(Input data)
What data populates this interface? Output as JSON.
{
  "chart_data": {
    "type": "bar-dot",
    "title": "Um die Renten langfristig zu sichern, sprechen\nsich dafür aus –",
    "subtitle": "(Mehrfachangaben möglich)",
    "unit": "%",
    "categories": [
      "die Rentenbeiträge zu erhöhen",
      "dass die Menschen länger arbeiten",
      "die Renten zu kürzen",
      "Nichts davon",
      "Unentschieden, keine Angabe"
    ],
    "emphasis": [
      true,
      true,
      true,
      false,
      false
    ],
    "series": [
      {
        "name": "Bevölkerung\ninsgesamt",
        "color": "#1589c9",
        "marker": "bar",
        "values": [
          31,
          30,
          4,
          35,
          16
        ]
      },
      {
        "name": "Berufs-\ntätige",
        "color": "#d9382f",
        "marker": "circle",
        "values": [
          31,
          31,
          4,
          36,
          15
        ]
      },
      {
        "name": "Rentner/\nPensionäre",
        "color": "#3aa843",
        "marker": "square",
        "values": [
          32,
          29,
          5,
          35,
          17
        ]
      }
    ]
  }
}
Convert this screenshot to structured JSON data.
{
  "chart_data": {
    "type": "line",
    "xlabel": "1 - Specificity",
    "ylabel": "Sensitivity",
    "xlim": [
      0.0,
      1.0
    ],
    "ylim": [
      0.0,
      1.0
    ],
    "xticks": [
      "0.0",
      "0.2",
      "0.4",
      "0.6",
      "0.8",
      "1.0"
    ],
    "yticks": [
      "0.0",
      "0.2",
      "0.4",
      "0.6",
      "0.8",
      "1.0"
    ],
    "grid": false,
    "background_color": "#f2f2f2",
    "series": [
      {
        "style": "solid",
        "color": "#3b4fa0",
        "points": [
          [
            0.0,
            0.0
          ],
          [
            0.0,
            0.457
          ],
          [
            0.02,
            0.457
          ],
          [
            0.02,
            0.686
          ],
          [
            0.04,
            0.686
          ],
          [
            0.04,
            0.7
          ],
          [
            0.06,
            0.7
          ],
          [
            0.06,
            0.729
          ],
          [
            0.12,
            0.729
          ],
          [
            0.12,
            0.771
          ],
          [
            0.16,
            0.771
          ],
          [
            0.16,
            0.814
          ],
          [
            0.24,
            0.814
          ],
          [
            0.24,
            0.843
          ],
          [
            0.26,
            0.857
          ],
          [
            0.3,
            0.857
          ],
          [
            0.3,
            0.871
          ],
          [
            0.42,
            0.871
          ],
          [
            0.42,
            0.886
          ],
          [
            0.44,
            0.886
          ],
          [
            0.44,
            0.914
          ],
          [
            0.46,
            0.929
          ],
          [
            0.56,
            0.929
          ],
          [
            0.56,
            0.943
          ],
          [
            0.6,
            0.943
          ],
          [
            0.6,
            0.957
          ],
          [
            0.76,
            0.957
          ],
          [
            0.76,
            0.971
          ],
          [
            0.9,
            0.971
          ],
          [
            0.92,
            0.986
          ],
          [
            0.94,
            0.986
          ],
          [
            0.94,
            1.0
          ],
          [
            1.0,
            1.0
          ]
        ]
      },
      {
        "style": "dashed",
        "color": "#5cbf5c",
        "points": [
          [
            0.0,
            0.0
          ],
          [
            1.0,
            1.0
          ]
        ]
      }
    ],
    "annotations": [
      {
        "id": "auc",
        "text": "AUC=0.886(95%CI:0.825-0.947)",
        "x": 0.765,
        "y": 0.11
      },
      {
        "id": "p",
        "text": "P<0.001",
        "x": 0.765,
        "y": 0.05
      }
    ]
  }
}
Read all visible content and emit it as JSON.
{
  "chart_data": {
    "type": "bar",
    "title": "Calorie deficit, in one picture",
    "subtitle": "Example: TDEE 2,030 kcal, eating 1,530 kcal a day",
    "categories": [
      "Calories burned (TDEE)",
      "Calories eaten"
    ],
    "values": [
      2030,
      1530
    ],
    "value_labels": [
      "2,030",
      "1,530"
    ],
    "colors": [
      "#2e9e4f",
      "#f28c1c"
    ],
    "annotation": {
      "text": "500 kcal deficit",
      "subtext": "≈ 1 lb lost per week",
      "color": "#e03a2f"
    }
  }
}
...
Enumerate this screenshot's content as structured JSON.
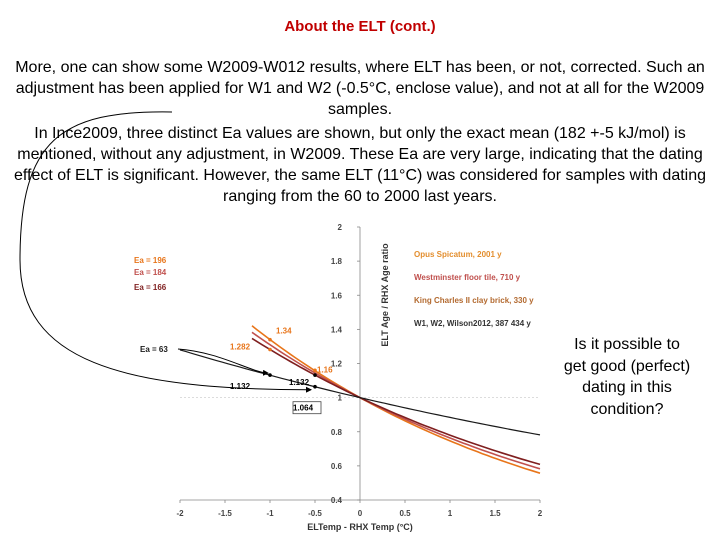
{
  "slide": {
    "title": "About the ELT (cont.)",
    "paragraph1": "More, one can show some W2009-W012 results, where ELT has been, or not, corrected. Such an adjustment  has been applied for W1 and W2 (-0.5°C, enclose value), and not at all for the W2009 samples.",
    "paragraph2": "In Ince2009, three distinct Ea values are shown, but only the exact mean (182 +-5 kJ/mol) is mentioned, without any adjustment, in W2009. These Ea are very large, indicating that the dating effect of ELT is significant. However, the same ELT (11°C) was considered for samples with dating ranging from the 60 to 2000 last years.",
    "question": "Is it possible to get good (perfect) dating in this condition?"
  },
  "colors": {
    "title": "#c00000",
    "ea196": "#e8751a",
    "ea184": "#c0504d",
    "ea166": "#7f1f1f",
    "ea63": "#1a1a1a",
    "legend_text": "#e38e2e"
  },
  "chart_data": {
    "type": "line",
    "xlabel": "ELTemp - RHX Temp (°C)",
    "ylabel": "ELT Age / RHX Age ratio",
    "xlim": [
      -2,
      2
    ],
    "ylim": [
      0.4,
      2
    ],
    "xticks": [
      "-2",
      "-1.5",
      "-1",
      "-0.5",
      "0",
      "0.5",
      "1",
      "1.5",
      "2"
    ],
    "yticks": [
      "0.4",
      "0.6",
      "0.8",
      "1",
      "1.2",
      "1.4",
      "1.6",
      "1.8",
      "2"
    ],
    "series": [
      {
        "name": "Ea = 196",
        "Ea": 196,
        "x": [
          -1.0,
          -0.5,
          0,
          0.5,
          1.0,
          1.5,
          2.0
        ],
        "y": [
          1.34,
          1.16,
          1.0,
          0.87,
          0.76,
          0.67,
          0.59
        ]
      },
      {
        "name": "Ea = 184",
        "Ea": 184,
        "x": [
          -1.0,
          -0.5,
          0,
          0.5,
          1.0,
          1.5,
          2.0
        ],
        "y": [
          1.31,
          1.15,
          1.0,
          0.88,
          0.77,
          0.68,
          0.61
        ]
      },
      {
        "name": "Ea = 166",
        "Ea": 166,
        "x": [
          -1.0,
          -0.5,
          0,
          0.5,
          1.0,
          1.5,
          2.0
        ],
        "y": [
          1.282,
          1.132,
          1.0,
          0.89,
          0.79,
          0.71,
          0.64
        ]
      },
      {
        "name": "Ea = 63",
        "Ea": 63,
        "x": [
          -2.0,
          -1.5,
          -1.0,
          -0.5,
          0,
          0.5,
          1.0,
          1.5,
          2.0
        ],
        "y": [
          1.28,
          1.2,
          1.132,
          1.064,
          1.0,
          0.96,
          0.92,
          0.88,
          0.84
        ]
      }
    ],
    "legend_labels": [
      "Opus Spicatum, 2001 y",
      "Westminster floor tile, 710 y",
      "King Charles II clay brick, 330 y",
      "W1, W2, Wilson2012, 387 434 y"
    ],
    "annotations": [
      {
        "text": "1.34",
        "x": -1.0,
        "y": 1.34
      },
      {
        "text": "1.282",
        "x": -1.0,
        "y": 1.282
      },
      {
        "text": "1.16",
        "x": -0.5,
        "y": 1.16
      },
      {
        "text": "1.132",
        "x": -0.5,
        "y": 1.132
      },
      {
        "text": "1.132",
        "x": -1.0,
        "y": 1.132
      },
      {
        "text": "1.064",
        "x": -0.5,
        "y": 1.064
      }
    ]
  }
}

(Given task) Using the material above, report each line where "type" occurs.

(Task output)
    "type": "bar-dot",
    "type": "line",
    "type": "bar",
    "type": "line",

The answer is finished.